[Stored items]

• • •

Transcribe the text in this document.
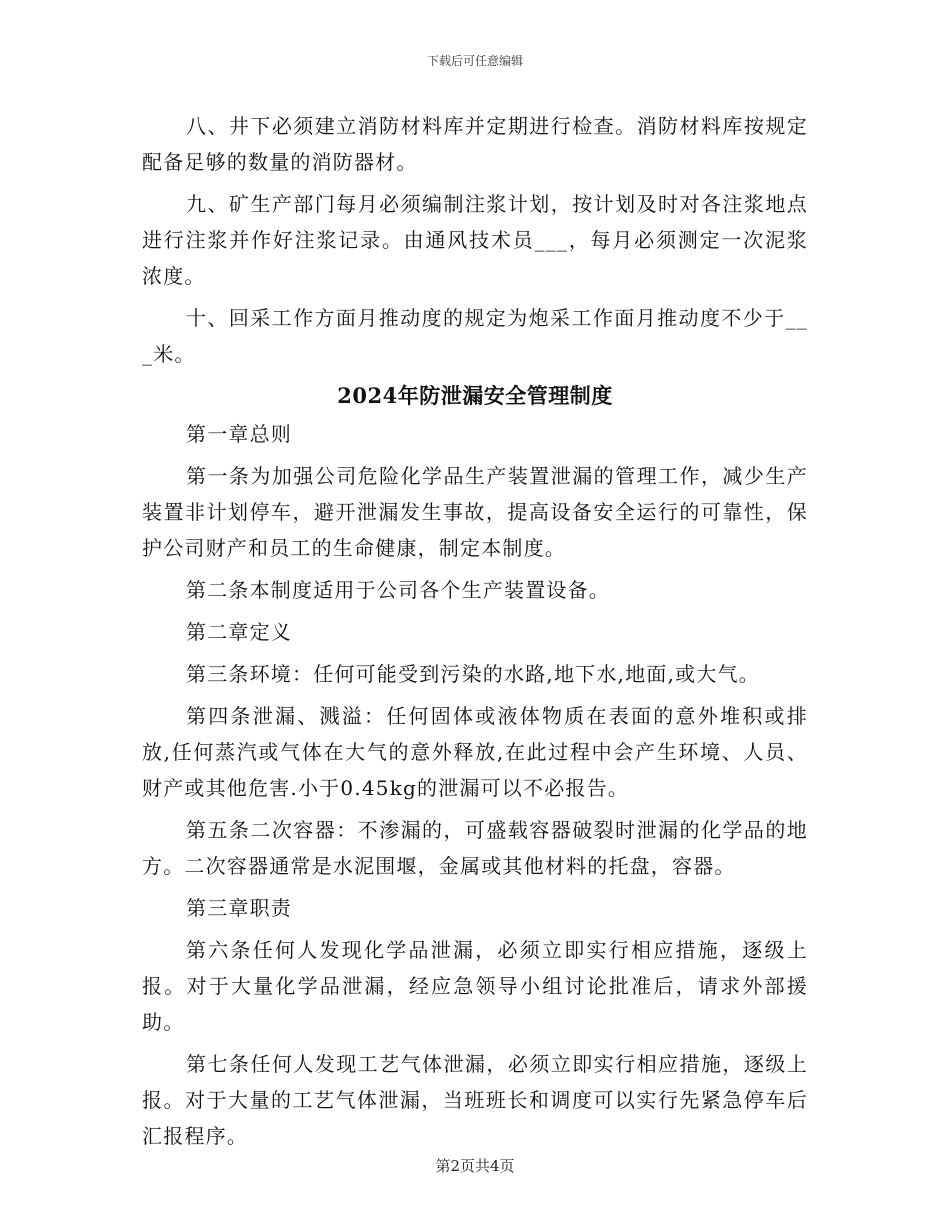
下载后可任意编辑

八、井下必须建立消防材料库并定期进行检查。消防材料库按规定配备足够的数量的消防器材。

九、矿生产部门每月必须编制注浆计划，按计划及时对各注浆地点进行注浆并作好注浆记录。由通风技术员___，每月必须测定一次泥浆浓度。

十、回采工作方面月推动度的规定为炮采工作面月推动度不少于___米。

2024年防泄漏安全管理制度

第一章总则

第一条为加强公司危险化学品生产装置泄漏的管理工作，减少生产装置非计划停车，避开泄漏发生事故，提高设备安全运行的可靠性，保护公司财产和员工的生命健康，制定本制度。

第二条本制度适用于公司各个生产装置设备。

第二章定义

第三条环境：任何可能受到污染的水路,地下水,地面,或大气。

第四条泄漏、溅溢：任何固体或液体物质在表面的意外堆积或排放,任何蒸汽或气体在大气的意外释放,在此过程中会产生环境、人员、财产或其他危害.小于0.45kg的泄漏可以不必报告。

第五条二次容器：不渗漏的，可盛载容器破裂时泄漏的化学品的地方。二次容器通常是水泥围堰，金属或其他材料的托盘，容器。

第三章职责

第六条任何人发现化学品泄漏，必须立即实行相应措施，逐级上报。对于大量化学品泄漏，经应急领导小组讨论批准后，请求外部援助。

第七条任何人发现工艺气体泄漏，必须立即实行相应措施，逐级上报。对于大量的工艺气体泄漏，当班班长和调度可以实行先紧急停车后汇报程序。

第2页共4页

• • •

Exercise instructions
Output all of the data exactly as it stands, minus any images.

Response to this task
Transcribe the text in this document.
下载后可任意编辑

八、井下必须建立消防材料库并定期进行检查。消防材料库按规定配备足够的数量的消防器材。

九、矿生产部门每月必须编制注浆计划，按计划及时对各注浆地点进行注浆并作好注浆记录。由通风技术员___，每月必须测定一次泥浆浓度。

十、回采工作方面月推动度的规定为炮采工作面月推动度不少于___米。

2024年防泄漏安全管理制度

第一章总则

第一条为加强公司危险化学品生产装置泄漏的管理工作，减少生产装置非计划停车，避开泄漏发生事故，提高设备安全运行的可靠性，保护公司财产和员工的生命健康，制定本制度。

第二条本制度适用于公司各个生产装置设备。

第二章定义

第三条环境：任何可能受到污染的水路,地下水,地面,或大气。

第四条泄漏、溅溢：任何固体或液体物质在表面的意外堆积或排放,任何蒸汽或气体在大气的意外释放,在此过程中会产生环境、人员、财产或其他危害.小于0.45kg的泄漏可以不必报告。

第五条二次容器：不渗漏的，可盛载容器破裂时泄漏的化学品的地方。二次容器通常是水泥围堰，金属或其他材料的托盘，容器。

第三章职责

第六条任何人发现化学品泄漏，必须立即实行相应措施，逐级上报。对于大量化学品泄漏，经应急领导小组讨论批准后，请求外部援助。

第七条任何人发现工艺气体泄漏，必须立即实行相应措施，逐级上报。对于大量的工艺气体泄漏，当班班长和调度可以实行先紧急停车后汇报程序。

第2页共4页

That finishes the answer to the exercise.